• WORK REQUIRED
Collect each line holding the string "GPUs".

begin EXTRACTED ENTRIES

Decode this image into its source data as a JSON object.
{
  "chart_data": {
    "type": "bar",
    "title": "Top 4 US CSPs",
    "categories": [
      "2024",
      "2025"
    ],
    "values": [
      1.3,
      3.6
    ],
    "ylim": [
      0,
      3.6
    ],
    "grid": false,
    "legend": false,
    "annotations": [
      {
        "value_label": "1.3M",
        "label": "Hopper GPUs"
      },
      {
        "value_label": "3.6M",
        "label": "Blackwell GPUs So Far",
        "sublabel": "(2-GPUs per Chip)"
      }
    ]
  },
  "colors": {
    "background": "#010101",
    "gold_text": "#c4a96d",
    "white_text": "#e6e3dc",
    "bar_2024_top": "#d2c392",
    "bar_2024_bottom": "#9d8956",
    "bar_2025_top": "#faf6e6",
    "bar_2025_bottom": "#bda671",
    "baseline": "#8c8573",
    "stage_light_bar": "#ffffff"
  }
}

end EXTRACTED ENTRIES

• RESPONSE
        "label": "Hopper GPUs"
        "label": "Blackwell GPUs So Far",
        "sublabel": "(2-GPUs per Chip)"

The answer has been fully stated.